- **WRITTEN REQUEST**: Search the data for the word "JSON" and copy every line where it occurs.

- **EXTRACTED INFORMATION**:

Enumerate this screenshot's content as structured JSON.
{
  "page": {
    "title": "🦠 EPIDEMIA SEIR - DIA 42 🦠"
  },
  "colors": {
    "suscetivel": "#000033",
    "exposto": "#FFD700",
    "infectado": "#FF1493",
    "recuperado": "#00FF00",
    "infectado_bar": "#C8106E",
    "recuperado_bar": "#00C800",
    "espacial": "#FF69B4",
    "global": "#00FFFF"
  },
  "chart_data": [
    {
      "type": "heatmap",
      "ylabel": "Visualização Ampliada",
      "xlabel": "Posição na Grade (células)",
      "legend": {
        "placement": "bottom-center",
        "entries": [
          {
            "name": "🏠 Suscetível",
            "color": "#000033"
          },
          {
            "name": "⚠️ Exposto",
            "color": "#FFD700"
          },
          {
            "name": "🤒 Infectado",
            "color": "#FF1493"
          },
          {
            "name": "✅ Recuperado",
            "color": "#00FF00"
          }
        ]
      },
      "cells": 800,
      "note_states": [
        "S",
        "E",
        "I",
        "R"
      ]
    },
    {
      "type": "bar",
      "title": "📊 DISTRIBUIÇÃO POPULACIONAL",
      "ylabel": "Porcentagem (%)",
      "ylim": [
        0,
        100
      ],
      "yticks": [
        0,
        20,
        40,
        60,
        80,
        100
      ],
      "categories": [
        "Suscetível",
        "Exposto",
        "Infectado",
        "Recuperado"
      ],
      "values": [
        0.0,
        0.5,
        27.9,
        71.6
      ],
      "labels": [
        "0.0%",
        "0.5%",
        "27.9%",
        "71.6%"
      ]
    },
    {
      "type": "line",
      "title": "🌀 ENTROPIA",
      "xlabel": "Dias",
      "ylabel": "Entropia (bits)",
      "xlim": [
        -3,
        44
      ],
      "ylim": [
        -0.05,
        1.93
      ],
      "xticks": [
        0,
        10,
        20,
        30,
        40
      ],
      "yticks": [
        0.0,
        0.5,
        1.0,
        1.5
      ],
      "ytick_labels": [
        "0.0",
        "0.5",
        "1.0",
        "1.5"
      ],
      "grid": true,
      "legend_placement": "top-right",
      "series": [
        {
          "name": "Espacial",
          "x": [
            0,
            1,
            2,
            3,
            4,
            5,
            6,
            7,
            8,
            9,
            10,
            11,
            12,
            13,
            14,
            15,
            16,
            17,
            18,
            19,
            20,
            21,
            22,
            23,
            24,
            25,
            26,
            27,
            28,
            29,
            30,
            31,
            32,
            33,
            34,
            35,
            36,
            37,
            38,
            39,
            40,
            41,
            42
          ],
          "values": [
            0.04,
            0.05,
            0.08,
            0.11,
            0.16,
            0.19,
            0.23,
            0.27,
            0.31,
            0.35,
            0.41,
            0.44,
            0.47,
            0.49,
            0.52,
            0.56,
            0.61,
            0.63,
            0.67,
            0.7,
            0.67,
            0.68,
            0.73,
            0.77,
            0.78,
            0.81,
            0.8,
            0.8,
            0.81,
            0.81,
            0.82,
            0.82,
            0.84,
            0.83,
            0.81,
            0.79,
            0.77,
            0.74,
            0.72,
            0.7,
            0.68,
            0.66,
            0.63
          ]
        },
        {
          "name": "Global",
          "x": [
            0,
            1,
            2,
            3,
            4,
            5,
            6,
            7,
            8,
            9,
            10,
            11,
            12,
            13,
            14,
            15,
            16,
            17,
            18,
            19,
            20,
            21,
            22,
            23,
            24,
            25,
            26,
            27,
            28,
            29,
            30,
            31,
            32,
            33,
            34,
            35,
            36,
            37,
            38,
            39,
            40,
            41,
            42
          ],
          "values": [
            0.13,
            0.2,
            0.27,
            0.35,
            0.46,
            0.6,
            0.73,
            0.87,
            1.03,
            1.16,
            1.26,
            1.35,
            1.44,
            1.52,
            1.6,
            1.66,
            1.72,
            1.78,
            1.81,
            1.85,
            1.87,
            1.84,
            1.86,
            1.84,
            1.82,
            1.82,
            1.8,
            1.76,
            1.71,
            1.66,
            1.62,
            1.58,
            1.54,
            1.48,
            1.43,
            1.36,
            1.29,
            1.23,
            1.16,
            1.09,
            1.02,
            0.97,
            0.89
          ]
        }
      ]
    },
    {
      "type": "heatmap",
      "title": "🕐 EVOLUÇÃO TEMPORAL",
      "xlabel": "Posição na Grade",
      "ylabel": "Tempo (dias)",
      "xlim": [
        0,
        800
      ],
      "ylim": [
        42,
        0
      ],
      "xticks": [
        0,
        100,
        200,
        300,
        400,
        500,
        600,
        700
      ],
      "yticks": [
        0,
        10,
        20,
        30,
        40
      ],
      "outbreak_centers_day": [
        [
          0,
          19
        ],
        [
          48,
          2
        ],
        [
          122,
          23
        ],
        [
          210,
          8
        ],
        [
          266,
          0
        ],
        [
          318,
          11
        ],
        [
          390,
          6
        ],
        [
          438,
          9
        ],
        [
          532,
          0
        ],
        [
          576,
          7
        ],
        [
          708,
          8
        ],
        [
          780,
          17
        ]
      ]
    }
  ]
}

--

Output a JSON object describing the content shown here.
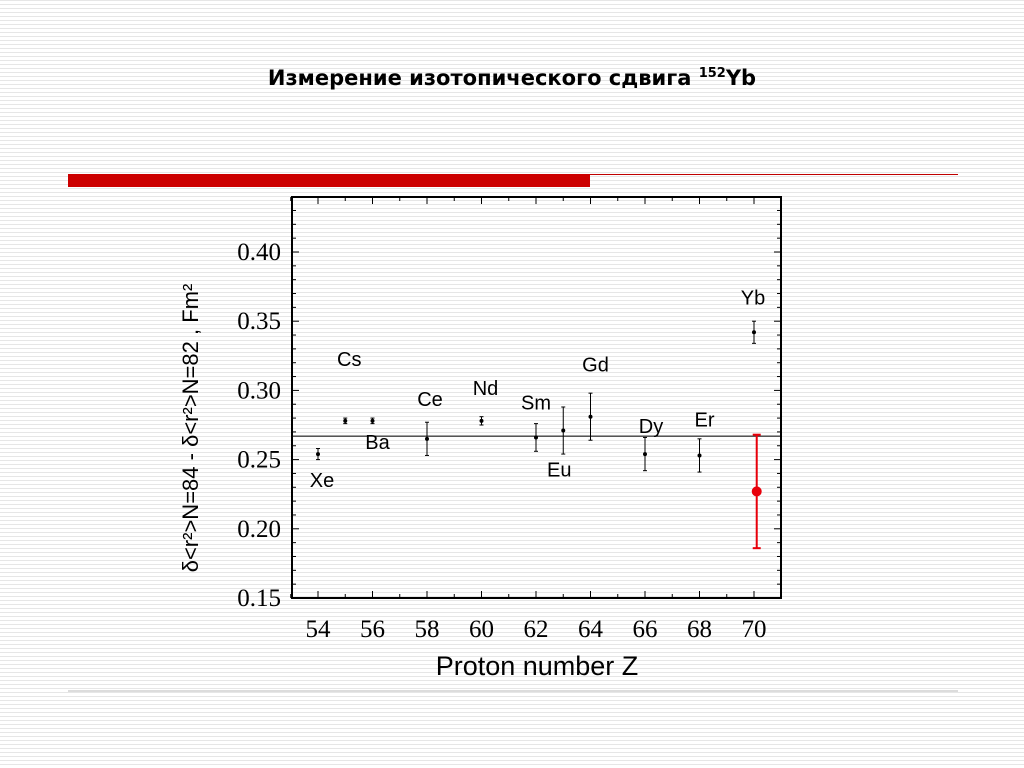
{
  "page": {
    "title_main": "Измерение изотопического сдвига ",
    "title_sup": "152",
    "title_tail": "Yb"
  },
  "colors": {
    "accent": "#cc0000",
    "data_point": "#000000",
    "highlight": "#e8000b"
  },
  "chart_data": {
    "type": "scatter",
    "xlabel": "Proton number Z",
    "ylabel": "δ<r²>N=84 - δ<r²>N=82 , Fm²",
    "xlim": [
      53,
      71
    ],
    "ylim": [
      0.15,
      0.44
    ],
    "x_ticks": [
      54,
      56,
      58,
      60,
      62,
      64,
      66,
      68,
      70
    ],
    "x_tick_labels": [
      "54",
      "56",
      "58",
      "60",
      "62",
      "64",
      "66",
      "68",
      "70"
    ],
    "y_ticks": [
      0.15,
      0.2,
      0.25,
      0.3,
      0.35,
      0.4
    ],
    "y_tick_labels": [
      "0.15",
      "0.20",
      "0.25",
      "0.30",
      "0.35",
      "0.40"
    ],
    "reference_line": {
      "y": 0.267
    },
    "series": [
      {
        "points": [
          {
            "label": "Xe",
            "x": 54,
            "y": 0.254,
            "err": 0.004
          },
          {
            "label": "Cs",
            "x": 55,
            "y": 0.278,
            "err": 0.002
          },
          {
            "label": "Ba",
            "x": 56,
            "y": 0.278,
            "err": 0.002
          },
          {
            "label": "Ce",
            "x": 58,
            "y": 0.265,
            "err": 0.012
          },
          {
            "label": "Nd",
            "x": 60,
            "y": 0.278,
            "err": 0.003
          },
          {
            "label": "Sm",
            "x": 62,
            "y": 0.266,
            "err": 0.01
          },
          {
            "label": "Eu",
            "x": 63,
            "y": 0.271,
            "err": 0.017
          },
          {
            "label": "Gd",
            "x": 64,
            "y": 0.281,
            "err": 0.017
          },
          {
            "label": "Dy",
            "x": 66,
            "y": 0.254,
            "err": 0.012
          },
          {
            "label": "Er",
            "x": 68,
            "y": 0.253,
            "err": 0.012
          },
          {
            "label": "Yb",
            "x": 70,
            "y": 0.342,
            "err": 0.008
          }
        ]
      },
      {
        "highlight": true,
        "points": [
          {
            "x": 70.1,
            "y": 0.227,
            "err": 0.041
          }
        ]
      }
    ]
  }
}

- **FULL SOLUTION**:
Enumerate this screenshot's content as structured JSON.
Output a JSON object describing the content shown here.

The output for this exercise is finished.